═════ Extracted entries

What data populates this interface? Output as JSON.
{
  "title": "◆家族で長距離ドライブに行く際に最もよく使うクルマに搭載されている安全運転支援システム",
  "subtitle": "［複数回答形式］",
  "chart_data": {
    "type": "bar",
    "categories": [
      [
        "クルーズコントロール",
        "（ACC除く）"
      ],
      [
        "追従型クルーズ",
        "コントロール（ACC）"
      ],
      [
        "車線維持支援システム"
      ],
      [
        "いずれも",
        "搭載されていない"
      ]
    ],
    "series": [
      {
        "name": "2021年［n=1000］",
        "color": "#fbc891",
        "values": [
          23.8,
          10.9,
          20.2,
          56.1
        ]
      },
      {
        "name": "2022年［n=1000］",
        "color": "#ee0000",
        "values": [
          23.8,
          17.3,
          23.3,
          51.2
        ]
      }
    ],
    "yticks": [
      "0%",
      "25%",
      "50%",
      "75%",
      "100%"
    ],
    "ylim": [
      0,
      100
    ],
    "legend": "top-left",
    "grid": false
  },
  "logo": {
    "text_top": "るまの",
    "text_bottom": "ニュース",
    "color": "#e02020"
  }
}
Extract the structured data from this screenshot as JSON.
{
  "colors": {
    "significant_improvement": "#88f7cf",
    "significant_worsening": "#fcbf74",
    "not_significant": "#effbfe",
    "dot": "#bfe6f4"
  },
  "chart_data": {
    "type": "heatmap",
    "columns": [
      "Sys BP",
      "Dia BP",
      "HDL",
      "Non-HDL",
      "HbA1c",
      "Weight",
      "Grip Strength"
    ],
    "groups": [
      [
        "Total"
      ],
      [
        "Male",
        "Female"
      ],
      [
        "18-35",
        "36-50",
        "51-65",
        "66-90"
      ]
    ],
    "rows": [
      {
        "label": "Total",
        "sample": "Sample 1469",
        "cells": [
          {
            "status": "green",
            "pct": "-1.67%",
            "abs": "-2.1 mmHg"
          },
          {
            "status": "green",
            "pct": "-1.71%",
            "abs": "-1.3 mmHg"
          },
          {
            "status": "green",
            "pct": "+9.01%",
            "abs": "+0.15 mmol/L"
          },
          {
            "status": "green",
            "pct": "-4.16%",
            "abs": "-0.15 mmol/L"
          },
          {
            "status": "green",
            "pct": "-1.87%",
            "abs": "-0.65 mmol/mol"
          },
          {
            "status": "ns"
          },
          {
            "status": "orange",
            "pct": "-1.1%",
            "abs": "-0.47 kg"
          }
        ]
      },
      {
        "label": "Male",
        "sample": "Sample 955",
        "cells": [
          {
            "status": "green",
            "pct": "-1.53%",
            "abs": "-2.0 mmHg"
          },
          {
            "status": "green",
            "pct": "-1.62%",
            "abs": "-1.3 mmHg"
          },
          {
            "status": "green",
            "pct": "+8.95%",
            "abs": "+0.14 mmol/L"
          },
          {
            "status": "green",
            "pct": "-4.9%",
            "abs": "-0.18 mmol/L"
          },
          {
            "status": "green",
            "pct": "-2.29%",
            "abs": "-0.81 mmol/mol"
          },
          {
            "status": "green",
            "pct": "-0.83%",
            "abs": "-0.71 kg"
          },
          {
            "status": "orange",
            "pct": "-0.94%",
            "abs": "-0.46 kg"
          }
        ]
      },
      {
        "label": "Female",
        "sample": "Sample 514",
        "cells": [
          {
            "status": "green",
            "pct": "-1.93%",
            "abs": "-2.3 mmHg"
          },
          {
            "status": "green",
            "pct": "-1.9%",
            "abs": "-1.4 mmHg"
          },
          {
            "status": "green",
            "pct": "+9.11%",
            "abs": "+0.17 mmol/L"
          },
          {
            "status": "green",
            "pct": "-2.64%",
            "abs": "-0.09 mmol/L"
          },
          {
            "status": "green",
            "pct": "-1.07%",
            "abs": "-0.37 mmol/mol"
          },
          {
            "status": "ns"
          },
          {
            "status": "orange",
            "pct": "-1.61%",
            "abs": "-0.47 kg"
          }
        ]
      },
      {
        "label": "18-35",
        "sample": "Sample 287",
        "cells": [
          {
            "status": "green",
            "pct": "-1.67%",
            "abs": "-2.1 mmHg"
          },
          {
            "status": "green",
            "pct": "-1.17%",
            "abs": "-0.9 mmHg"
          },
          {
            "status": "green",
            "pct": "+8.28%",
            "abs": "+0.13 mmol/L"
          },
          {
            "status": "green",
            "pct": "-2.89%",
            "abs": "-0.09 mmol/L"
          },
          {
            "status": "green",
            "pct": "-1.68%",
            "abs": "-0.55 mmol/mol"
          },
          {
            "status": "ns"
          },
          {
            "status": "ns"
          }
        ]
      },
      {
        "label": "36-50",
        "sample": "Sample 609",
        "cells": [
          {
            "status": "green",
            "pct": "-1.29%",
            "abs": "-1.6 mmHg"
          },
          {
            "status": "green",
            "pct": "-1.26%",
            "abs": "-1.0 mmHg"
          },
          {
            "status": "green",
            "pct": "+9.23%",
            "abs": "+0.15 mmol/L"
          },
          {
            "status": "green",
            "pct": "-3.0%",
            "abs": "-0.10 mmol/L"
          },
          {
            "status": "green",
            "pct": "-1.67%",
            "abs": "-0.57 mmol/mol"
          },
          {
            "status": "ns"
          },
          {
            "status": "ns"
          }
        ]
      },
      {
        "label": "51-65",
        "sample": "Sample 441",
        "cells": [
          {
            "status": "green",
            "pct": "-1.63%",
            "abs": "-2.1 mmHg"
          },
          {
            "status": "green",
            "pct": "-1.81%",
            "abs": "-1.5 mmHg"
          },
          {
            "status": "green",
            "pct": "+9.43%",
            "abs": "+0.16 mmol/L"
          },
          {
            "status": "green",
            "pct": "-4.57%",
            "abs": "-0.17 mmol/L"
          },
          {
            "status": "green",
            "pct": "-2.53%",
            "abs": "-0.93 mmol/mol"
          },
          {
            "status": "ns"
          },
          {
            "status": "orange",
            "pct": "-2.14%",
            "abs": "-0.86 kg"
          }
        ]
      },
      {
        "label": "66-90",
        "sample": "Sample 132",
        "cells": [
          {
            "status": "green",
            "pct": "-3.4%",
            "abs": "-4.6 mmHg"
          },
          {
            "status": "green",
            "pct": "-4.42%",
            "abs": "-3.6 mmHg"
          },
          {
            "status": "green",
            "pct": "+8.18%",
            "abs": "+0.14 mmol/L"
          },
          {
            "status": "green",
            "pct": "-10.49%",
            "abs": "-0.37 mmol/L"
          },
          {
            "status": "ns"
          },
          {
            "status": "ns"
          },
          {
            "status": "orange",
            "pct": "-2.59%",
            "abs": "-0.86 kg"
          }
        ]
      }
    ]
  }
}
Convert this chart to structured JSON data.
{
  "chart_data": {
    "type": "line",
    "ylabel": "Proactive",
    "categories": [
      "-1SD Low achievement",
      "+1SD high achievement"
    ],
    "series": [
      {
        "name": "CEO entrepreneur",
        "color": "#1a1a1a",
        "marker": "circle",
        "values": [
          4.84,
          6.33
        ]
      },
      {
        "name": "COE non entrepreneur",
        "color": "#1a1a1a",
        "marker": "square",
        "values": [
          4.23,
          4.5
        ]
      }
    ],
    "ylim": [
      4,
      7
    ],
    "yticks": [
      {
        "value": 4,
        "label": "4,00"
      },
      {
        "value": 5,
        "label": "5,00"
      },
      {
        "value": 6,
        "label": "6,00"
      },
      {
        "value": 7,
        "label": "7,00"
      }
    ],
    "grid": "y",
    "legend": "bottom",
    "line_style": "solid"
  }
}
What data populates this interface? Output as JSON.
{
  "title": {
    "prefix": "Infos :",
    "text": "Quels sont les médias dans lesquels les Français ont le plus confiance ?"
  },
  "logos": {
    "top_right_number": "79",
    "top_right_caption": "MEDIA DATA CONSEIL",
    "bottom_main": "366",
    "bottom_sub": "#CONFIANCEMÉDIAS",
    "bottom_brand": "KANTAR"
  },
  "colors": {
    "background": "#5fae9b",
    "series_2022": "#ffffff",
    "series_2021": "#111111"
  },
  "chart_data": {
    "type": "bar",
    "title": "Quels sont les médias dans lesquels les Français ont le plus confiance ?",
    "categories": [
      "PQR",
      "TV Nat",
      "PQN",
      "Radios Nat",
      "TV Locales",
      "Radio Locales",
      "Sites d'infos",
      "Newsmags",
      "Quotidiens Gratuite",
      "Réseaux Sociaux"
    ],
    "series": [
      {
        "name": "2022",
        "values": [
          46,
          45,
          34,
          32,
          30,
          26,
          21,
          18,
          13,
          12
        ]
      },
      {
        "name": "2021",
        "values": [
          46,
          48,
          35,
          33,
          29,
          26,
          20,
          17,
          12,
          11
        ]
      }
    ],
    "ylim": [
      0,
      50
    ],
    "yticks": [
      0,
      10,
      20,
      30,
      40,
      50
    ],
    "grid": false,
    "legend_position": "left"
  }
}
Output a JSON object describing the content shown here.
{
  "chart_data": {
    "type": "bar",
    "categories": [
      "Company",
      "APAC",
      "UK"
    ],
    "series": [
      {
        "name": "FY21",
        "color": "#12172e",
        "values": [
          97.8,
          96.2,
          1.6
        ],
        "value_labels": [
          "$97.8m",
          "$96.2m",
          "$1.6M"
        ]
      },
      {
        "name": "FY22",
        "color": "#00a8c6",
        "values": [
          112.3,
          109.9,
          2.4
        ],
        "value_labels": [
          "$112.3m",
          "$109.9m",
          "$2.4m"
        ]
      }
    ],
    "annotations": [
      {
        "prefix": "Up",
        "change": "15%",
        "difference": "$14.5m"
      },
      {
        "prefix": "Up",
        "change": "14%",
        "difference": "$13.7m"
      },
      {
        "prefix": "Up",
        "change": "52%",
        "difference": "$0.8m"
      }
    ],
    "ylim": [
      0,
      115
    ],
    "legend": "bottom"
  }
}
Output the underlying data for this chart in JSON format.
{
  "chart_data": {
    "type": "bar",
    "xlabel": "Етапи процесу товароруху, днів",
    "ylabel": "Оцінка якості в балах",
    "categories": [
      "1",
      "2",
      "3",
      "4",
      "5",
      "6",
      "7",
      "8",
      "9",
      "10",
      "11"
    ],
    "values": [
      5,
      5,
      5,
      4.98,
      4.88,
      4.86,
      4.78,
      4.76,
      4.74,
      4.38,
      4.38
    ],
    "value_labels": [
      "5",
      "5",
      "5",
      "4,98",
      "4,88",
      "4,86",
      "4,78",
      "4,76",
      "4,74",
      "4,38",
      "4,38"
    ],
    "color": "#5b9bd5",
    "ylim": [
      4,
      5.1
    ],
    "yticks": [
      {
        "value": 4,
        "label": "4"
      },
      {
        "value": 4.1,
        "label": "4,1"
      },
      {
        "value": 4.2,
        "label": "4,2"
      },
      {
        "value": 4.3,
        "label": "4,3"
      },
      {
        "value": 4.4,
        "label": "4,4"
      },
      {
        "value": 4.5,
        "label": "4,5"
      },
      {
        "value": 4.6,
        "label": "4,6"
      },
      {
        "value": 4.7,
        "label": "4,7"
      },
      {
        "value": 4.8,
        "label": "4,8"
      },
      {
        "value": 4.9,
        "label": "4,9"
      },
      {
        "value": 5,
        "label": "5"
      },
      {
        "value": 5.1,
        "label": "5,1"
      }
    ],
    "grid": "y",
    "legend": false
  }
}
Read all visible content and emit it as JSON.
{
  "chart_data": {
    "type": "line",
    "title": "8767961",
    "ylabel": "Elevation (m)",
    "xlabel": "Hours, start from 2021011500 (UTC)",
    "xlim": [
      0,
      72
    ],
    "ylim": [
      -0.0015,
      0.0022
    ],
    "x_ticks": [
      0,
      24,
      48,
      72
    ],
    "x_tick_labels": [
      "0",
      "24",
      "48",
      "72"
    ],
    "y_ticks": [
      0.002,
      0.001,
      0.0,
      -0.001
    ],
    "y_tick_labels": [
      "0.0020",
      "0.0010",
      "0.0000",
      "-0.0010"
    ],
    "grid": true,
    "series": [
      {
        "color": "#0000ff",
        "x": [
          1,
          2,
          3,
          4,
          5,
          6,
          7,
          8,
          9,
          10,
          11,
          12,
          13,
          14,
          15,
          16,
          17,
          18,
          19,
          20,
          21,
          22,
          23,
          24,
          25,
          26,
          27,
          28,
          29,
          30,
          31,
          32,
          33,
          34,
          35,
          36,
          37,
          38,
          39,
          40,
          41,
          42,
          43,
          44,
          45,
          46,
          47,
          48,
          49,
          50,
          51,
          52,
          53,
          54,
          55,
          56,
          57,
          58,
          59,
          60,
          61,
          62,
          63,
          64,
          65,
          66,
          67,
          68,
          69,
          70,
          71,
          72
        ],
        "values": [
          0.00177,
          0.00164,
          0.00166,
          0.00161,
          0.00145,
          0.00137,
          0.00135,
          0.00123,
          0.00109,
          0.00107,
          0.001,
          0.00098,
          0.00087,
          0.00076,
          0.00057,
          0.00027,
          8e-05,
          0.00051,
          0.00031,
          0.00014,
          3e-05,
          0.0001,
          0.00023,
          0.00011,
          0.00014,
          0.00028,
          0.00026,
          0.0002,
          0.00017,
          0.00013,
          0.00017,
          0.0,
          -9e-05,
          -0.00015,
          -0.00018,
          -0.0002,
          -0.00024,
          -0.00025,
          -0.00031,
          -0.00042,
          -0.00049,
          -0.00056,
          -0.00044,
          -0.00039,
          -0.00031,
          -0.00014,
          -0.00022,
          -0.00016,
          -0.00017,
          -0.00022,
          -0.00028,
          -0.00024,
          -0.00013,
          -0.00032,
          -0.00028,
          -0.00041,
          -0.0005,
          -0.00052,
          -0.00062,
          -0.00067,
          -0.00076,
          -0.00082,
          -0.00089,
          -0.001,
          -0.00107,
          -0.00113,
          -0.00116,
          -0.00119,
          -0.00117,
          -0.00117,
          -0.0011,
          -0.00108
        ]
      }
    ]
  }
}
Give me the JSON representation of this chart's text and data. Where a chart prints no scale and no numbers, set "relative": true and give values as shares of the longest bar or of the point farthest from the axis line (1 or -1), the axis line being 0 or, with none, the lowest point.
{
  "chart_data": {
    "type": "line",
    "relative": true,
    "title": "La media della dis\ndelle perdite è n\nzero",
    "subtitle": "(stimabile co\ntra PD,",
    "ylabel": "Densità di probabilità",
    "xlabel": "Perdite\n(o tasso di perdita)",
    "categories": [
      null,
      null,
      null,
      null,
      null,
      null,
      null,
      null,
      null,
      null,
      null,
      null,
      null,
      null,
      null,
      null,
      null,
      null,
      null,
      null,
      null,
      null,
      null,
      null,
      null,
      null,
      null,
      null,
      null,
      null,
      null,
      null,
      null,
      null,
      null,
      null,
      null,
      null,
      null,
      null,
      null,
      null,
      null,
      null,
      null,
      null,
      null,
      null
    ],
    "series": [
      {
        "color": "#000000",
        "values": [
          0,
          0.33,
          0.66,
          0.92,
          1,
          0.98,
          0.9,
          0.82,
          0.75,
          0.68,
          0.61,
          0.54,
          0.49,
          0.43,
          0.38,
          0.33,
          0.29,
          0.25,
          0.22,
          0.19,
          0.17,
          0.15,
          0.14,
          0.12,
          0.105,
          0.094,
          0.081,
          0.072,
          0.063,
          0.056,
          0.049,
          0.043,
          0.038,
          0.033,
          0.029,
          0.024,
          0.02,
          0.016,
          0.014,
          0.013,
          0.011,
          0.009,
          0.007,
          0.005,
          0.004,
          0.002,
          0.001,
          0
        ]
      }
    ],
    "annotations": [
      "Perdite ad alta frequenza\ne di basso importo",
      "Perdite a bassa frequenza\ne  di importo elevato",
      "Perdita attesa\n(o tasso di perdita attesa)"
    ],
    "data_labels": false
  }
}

══════════

→ **Brief**
Scan the entries above for the word "from" and collect each line holding it.

→ **Answer for the task**
Extract the structured data from this screenshot as JSON.
    "xlabel": "Hours, start from 2021011500 (UTC)",
Give me the JSON representation of this chart's text and data. Where a chart prints no scale and no numbers, set "relative": true and give values as shares of the longest bar or of the point farthest from the axis line (1 or -1), the axis line being 0 or, with none, the lowest point.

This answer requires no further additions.